- Given task -
Output the lines starting at the one containing "table-row[interactable]: 4 0.1" and ending at the one containing "category-row[interactable]: Metadata ▾" as a JSON list of strings, one string per line and blank lines omitted.
++++++
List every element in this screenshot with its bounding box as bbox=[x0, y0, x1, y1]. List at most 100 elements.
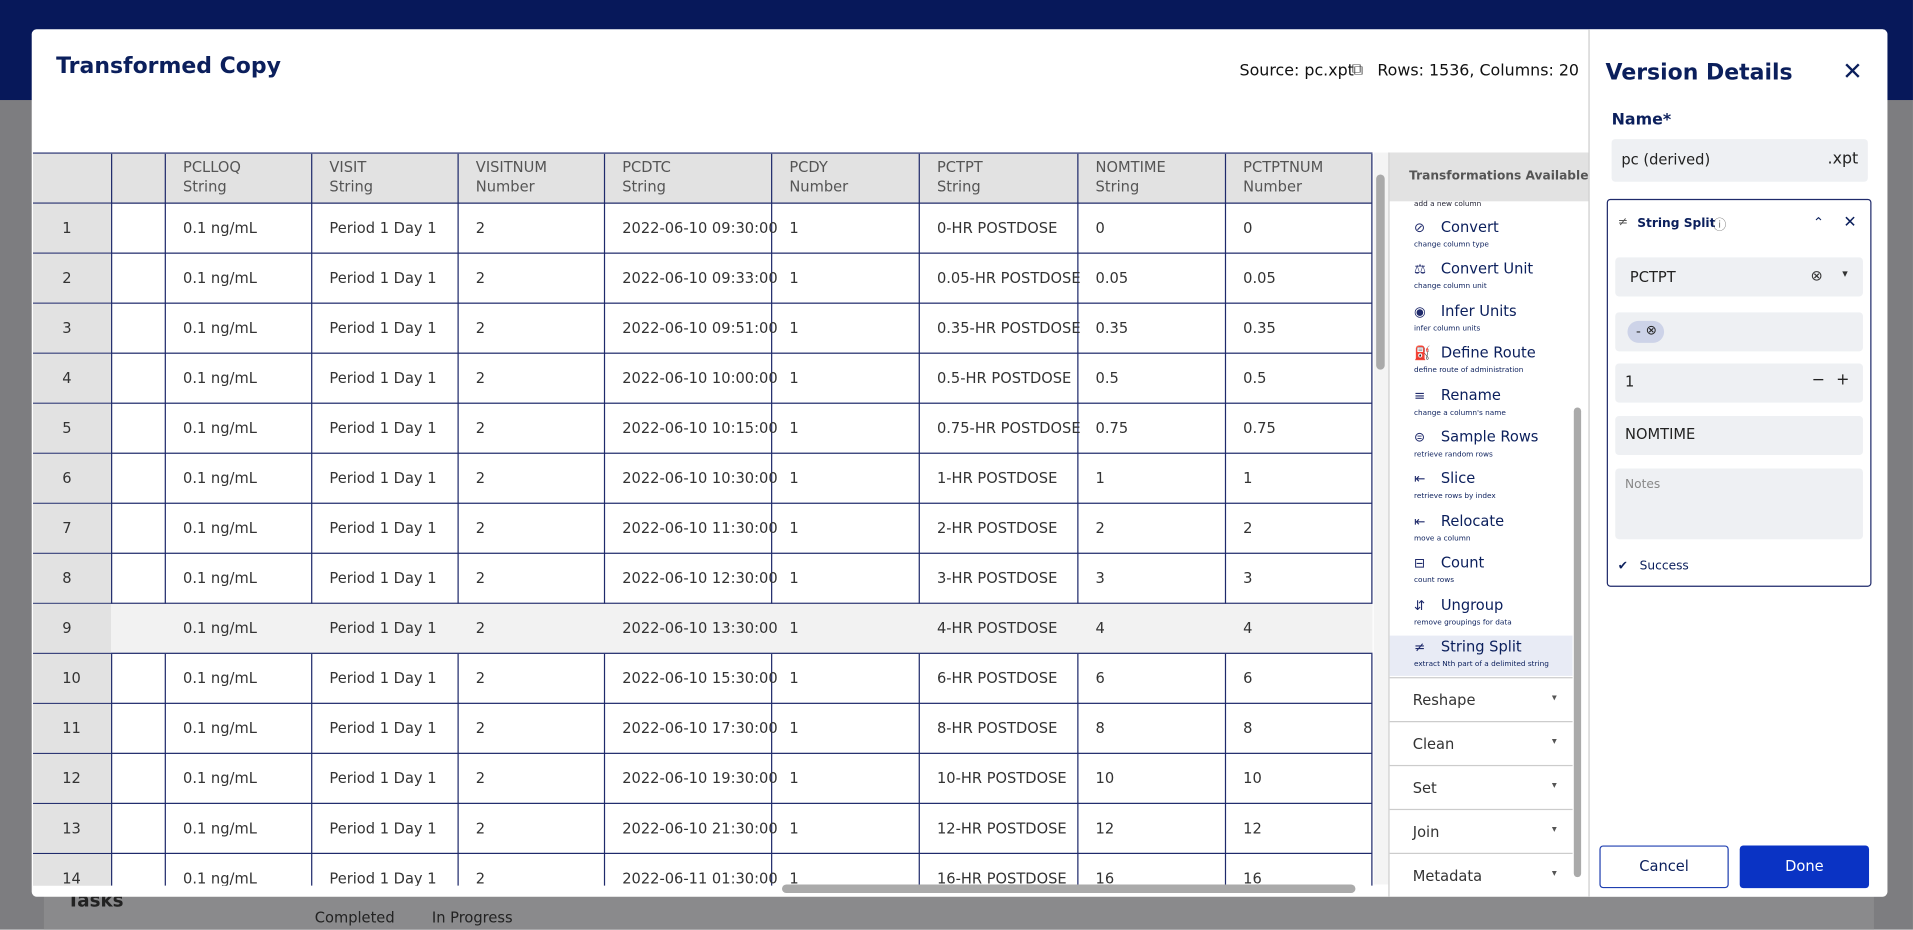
table-row[interactable]: 4 0.1 ng/mL Period 1 Day 1 2 2022-06-10 10:0… bbox=[32, 353, 1373, 404]
table-row[interactable]: 2 0.1 ng/mL Period 1 Day 1 2 2022-06-10 09:3… bbox=[32, 253, 1373, 304]
row-number: 5 bbox=[62, 419, 72, 437]
transformation-item[interactable]: ⛽ Define Route define route of administrat… bbox=[1390, 342, 1573, 382]
name-label: Name* bbox=[1611, 111, 1672, 130]
delimiter-select[interactable]: - ⊗ bbox=[1615, 312, 1863, 352]
delimiter-chip: - ⊗ bbox=[1627, 320, 1665, 343]
item-name: Ungroup bbox=[1440, 596, 1504, 614]
table-row[interactable]: 3 0.1 ng/mL Period 1 Day 1 2 2022-06-10 09:5… bbox=[32, 303, 1373, 354]
index-value: 1 bbox=[1625, 373, 1635, 391]
category-row[interactable]: Metadata ▾ bbox=[1389, 852, 1573, 897]
collapse-button[interactable]: ⌃ bbox=[1812, 214, 1825, 231]
cut-item-desc: add a new column bbox=[1413, 200, 1482, 209]
column-type: String bbox=[329, 178, 374, 196]
completed-label: Completed bbox=[314, 908, 395, 926]
table-row[interactable]: 12 0.1 ng/mL Period 1 Day 1 2 2022-06-10 19:… bbox=[32, 753, 1373, 804]
cell-value: 8 bbox=[1243, 719, 1253, 737]
close-button[interactable]: ✕ bbox=[1842, 56, 1863, 86]
column-select[interactable]: PCTPT ⊗ ▾ bbox=[1615, 257, 1863, 297]
transformations-panel: Transformations Available add a new colum… bbox=[1388, 152, 1590, 897]
transformation-item[interactable]: ⇵ Ungroup remove groupings for data bbox=[1390, 594, 1573, 634]
cell-value: 2 bbox=[475, 319, 486, 337]
column-name: PCLLOQ bbox=[183, 158, 241, 176]
open-icon[interactable]: ⧉ bbox=[1351, 61, 1364, 80]
category-row[interactable]: Clean ▾ bbox=[1389, 721, 1573, 765]
cell-value: 3 bbox=[1243, 569, 1253, 587]
cell-value: 1 bbox=[789, 719, 799, 737]
table-row[interactable]: 13 0.1 ng/mL Period 1 Day 1 2 2022-06-10 21:… bbox=[32, 803, 1373, 854]
table-row[interactable]: 7 0.1 ng/mL Period 1 Day 1 2 2022-06-10 11:3… bbox=[32, 503, 1373, 554]
cell-value: Period 1 Day 1 bbox=[329, 469, 437, 487]
table-row[interactable]: 11 0.1 ng/mL Period 1 Day 1 2 2022-06-10 17:… bbox=[32, 703, 1373, 754]
table-row[interactable]: 6 0.1 ng/mL Period 1 Day 1 2 2022-06-10 10:3… bbox=[32, 453, 1373, 504]
cell-value: 1-HR POSTDOSE bbox=[936, 469, 1058, 487]
name-input[interactable]: pc (derived) .xpt bbox=[1611, 139, 1868, 182]
category-row[interactable]: Set ▾ bbox=[1389, 764, 1573, 809]
cell-value: 1 bbox=[789, 519, 799, 537]
cell-value: 2 bbox=[475, 569, 486, 587]
decrement[interactable]: − bbox=[1811, 370, 1826, 390]
table-row[interactable]: 10 0.1 ng/mL Period 1 Day 1 2 2022-06-10 15:… bbox=[32, 653, 1373, 704]
transformation-item[interactable]: ⊜ Sample Rows retrieve random rows bbox=[1390, 426, 1573, 466]
row-index-cell bbox=[32, 203, 112, 253]
cell-value: 0.1 ng/mL bbox=[183, 469, 257, 487]
cell-value: 1 bbox=[789, 619, 799, 637]
cell-value: 2022-06-10 10:15:00 bbox=[622, 419, 778, 437]
table-row[interactable]: 5 0.1 ng/mL Period 1 Day 1 2 2022-06-10 10:1… bbox=[32, 403, 1373, 454]
cell-value: 2 bbox=[475, 619, 486, 637]
item-icon: ⊟ bbox=[1413, 555, 1426, 572]
table-row[interactable]: 1 0.1 ng/mL Period 1 Day 1 2 2022-06-10 09:3… bbox=[32, 203, 1373, 254]
cell-value: 2 bbox=[1243, 519, 1253, 537]
category-row[interactable]: Join ▾ bbox=[1389, 808, 1573, 853]
increment[interactable]: + bbox=[1836, 370, 1850, 390]
cell-value: Period 1 Day 1 bbox=[329, 319, 437, 337]
transformation-item[interactable]: ⇤ Relocate move a column bbox=[1390, 510, 1573, 550]
transformation-item[interactable]: ⊟ Count count rows bbox=[1390, 552, 1573, 592]
dropdown-caret: ▾ bbox=[1551, 779, 1557, 791]
column-divider bbox=[918, 153, 920, 886]
item-desc: infer column units bbox=[1413, 324, 1481, 333]
table-row[interactable]: 9 0.1 ng/mL Period 1 Day 1 2 2022-06-10 13:3… bbox=[32, 603, 1373, 654]
cancel-button[interactable]: Cancel bbox=[1599, 845, 1729, 889]
table-row[interactable]: 14 0.1 ng/mL Period 1 Day 1 2 2022-06-11 01:… bbox=[32, 854, 1373, 886]
cell-value: 0.75 bbox=[1095, 419, 1129, 437]
remove-button[interactable]: ✕ bbox=[1843, 213, 1857, 232]
panel-title: Transformations Available bbox=[1409, 169, 1589, 183]
transformation-item[interactable]: ◉ Infer Units infer column units bbox=[1390, 300, 1573, 340]
modal: Transformed Copy Source: pc.xpt ⧉ Rows: … bbox=[31, 29, 1888, 897]
cell-value: 1 bbox=[789, 469, 799, 487]
v-scrollbar[interactable] bbox=[1373, 152, 1389, 885]
done-label: Done bbox=[1785, 857, 1824, 875]
cell-value: Period 1 Day 1 bbox=[329, 519, 437, 537]
cell-value: 12 bbox=[1095, 819, 1115, 837]
done-button[interactable]: Done bbox=[1739, 845, 1870, 889]
row-number: 13 bbox=[62, 819, 81, 837]
list-scrollbar[interactable] bbox=[1573, 407, 1582, 878]
cell-value: 0.35 bbox=[1095, 319, 1129, 337]
transformation-item[interactable]: ⊘ Convert change column type bbox=[1390, 216, 1573, 256]
chip-remove[interactable]: ⊗ bbox=[1645, 322, 1658, 338]
cell-value: Period 1 Day 1 bbox=[329, 669, 437, 687]
cell-value: 1 bbox=[789, 419, 799, 437]
column-divider bbox=[1077, 153, 1079, 886]
item-name: Infer Units bbox=[1440, 302, 1517, 320]
h-scrollbar[interactable] bbox=[782, 884, 1356, 894]
transformation-item[interactable]: ⚖ Convert Unit change column unit bbox=[1390, 258, 1573, 298]
index-input[interactable]: 1 − + bbox=[1615, 363, 1863, 403]
notes-input[interactable]: Notes bbox=[1615, 468, 1863, 540]
table-row[interactable]: 8 0.1 ng/mL Period 1 Day 1 2 2022-06-10 12:3… bbox=[32, 553, 1373, 604]
cell-value: 1 bbox=[789, 219, 799, 237]
cell-value: 2022-06-10 10:30:00 bbox=[622, 469, 778, 487]
category-row[interactable]: Reshape ▾ bbox=[1389, 677, 1573, 721]
transformation-item[interactable]: ≠ String Split extract Nth part of a delim… bbox=[1389, 635, 1573, 676]
cell-value: 2022-06-10 09:51:00 bbox=[622, 319, 778, 337]
transformation-item[interactable]: ≡ Rename change a column's name bbox=[1390, 384, 1573, 424]
row-index-cell bbox=[32, 403, 112, 453]
column-divider bbox=[164, 153, 166, 886]
cell-value: 1 bbox=[789, 319, 799, 337]
transformation-item[interactable]: ⇤ Slice retrieve rows by index bbox=[1390, 468, 1573, 508]
cell-value: 2 bbox=[475, 269, 486, 287]
cell-value: 0.05-HR POSTDOSE bbox=[936, 269, 1081, 287]
item-desc: retrieve random rows bbox=[1413, 450, 1493, 459]
new-column-input[interactable]: NOMTIME bbox=[1615, 416, 1863, 456]
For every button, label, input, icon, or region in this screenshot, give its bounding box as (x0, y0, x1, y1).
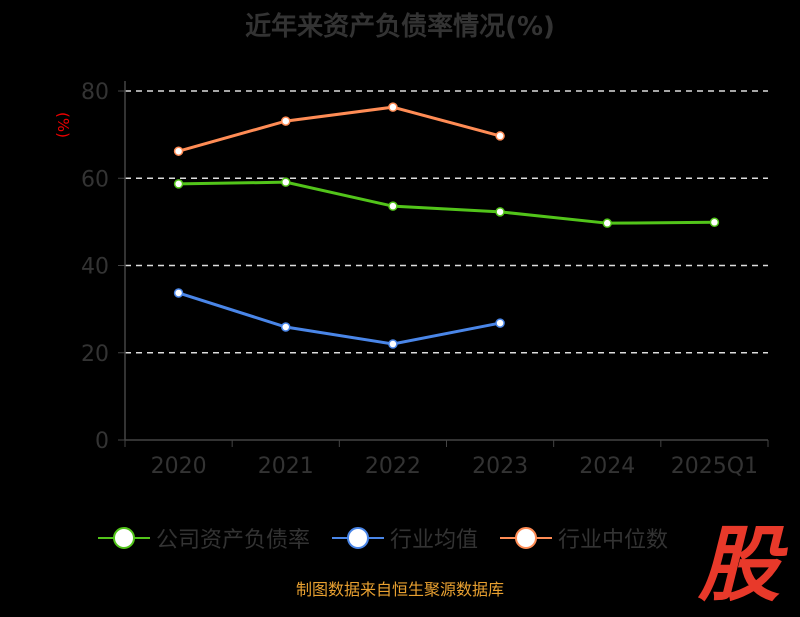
data-point (495, 207, 505, 217)
data-point (281, 177, 291, 187)
data-point (388, 339, 398, 349)
watermark-logo: 股 (698, 518, 780, 613)
series-line-0 (178, 180, 715, 225)
data-point (495, 131, 505, 141)
y-tick-label: 80 (81, 80, 109, 105)
series-line-2 (178, 105, 501, 153)
legend-marker-icon (500, 527, 553, 549)
legend-item[interactable]: 行业中位数 (500, 522, 668, 554)
x-tick-label: 2021 (258, 454, 314, 479)
data-point (173, 146, 184, 156)
data-point (709, 217, 720, 228)
chart-title: 近年来资产负债率情况(%) (245, 12, 555, 42)
legend-marker-icon (332, 527, 385, 549)
data-point (388, 201, 398, 211)
data-point (281, 116, 291, 126)
x-tick-label: 2023 (472, 454, 528, 479)
footer-source: 制图数据来自恒生聚源数据库 (295, 580, 504, 599)
data-point (173, 288, 184, 298)
y-tick-label: 60 (81, 167, 109, 192)
x-tick-label: 2025Q1 (671, 454, 758, 479)
data-point (388, 102, 398, 112)
line-chart: 0 20 40 60 80 2020 2021 2022 2023 2024 2025Q1 (81, 80, 769, 479)
legend-item[interactable]: 行业均值 (332, 522, 478, 554)
legend-label: 行业均值 (390, 528, 479, 553)
legend-item[interactable]: 公司资产负债率 (98, 522, 310, 554)
data-point (495, 318, 505, 328)
legend-marker-icon (98, 527, 150, 549)
data-point (281, 322, 291, 332)
legend-label: 行业中位数 (558, 528, 669, 553)
data-point (173, 179, 184, 189)
data-point (602, 218, 612, 228)
x-tick-label: 2022 (365, 454, 421, 479)
x-tick-label: 2020 (151, 454, 207, 479)
x-tick-label: 2024 (579, 454, 635, 479)
series-line-1 (178, 291, 501, 346)
y-tick-label: 40 (81, 255, 109, 280)
legend-label: 公司资产负债率 (156, 528, 311, 553)
legend: 公司资产负债率 行业均值 行业中位数 (98, 522, 668, 554)
y-tick-label: 0 (95, 429, 109, 454)
y-tick-label: 20 (81, 342, 109, 367)
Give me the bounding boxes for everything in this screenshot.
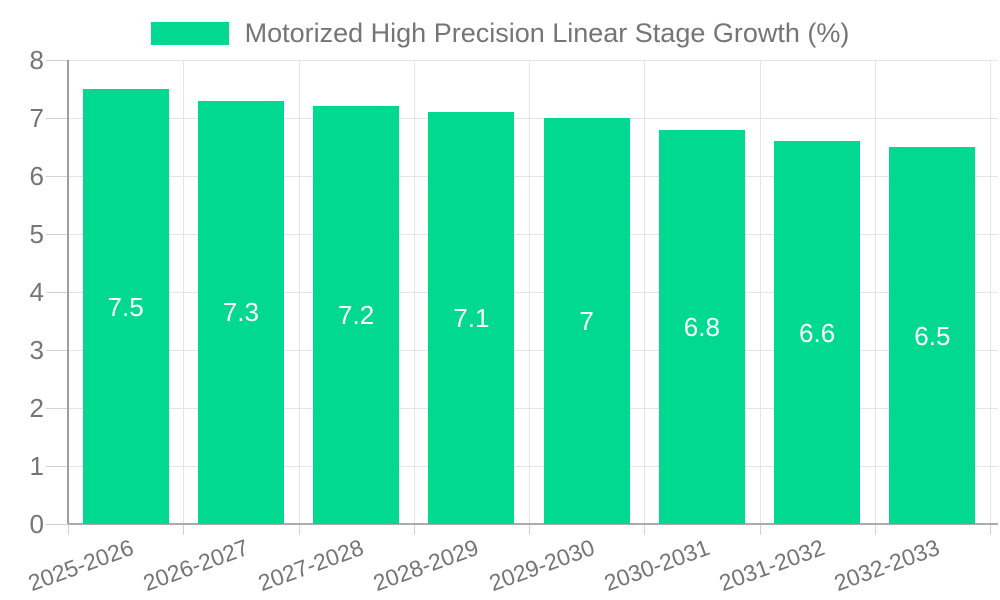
y-tick-label: 6 — [29, 161, 44, 191]
y-axis-tick — [46, 524, 68, 525]
gridline-horizontal — [68, 234, 998, 235]
x-axis-line — [68, 523, 998, 525]
gridline-vertical — [183, 60, 185, 524]
bar-2030-2031[interactable] — [658, 129, 745, 524]
x-axis-tick — [644, 524, 646, 535]
x-axis-tick — [990, 524, 991, 535]
y-axis-tick — [46, 118, 68, 119]
x-axis-tick — [529, 524, 530, 535]
bar-2027-2028[interactable] — [313, 106, 400, 524]
gridline-horizontal — [68, 408, 998, 409]
x-axis-tick — [183, 524, 185, 535]
y-axis-tick — [46, 234, 68, 235]
gridline-horizontal — [68, 118, 998, 119]
gridline-vertical — [759, 60, 761, 524]
y-tick-label: 2 — [29, 393, 44, 423]
gridline-vertical — [298, 60, 300, 524]
x-axis-tick — [874, 524, 876, 535]
bar-2026-2027[interactable] — [197, 100, 284, 524]
y-tick-label: 0 — [29, 509, 44, 539]
y-tick-label: 1 — [29, 451, 44, 481]
x-axis-tick — [759, 524, 761, 535]
bar-2029-2030[interactable] — [543, 118, 630, 524]
y-axis-tick — [46, 408, 68, 409]
x-axis-tick — [413, 524, 415, 535]
y-tick-label: 7 — [29, 103, 44, 133]
gridline-horizontal — [68, 176, 998, 177]
y-axis-tick — [46, 292, 68, 293]
bar-2031-2032[interactable] — [774, 141, 861, 524]
bar-2028-2029[interactable] — [428, 112, 515, 524]
x-axis-tick — [298, 524, 300, 535]
y-tick-label: 8 — [29, 45, 44, 75]
y-tick-label: 5 — [29, 219, 44, 249]
legend-swatch — [150, 21, 229, 45]
gridline-horizontal — [68, 466, 998, 467]
gridline-vertical — [990, 60, 991, 524]
gridline-horizontal — [68, 350, 998, 351]
y-axis-tick — [46, 466, 68, 467]
chart-legend[interactable]: Motorized High Precision Linear Stage Gr… — [0, 14, 1000, 52]
legend-label: Motorized High Precision Linear Stage Gr… — [244, 17, 850, 48]
bar-2025-2026[interactable] — [82, 89, 169, 524]
gridline-vertical — [874, 60, 876, 524]
gridline-vertical — [413, 60, 415, 524]
y-tick-label: 3 — [29, 335, 44, 365]
y-axis-tick — [46, 60, 68, 61]
y-tick-label: 4 — [29, 277, 44, 307]
gridline-vertical — [644, 60, 646, 524]
x-axis-tick — [68, 524, 69, 535]
y-axis-line — [67, 60, 69, 524]
gridline-horizontal — [68, 60, 998, 61]
gridline-horizontal — [68, 292, 998, 293]
y-axis-tick — [46, 176, 68, 177]
bar-2032-2033[interactable] — [889, 147, 976, 524]
y-axis-tick — [46, 350, 68, 351]
gridline-vertical — [529, 60, 530, 524]
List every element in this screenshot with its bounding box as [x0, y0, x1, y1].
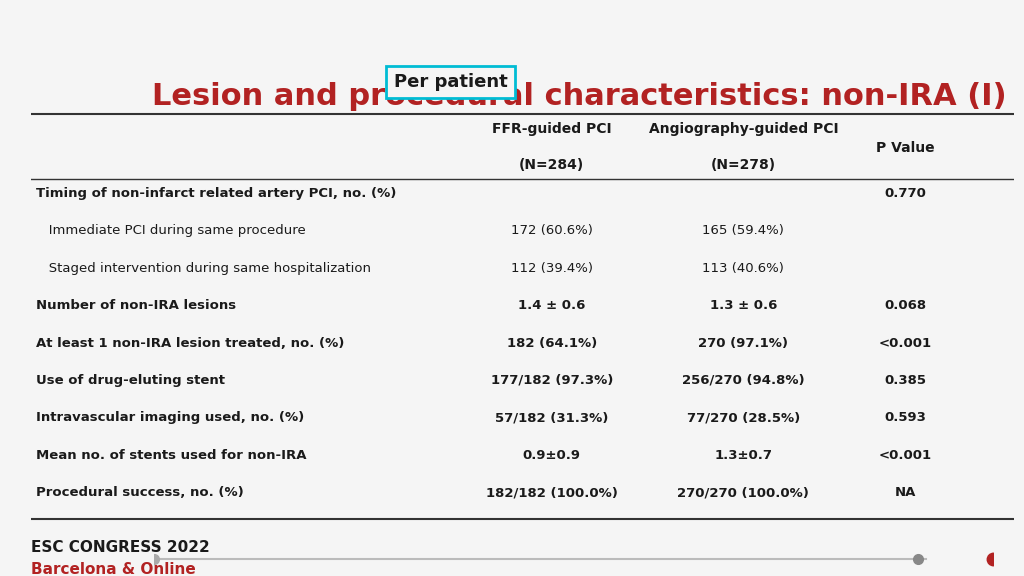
++++++
- The answer -
[
  "table-row[interactable]: 4 0.1 ng/mL Period 1 Day 1 2 2022-06-10 10:0… bbox=[32, 353, 1373, 404]",
  "table-row[interactable]: 2 0.1 ng/mL Period 1 Day 1 2 2022-06-10 09:3… bbox=[32, 253, 1373, 304]",
  "row-number: 5 bbox=[62, 419, 72, 437]",
  "transformation-item[interactable]: ⛽ Define Route define route of administrat… bbox=[1390, 342, 1573, 382]",
  "name-label: Name* bbox=[1611, 111, 1672, 130]",
  "delimiter-select[interactable]: - ⊗ bbox=[1615, 312, 1863, 352]",
  "delimiter-chip: - ⊗ bbox=[1627, 320, 1665, 343]",
  "item-name: Ungroup bbox=[1440, 596, 1504, 614]",
  "table-row[interactable]: 3 0.1 ng/mL Period 1 Day 1 2 2022-06-10 09:5… bbox=[32, 303, 1373, 354]",
  "index-value: 1 bbox=[1625, 373, 1635, 391]",
  "category-row[interactable]: Metadata ▾ bbox=[1389, 852, 1573, 897]"
]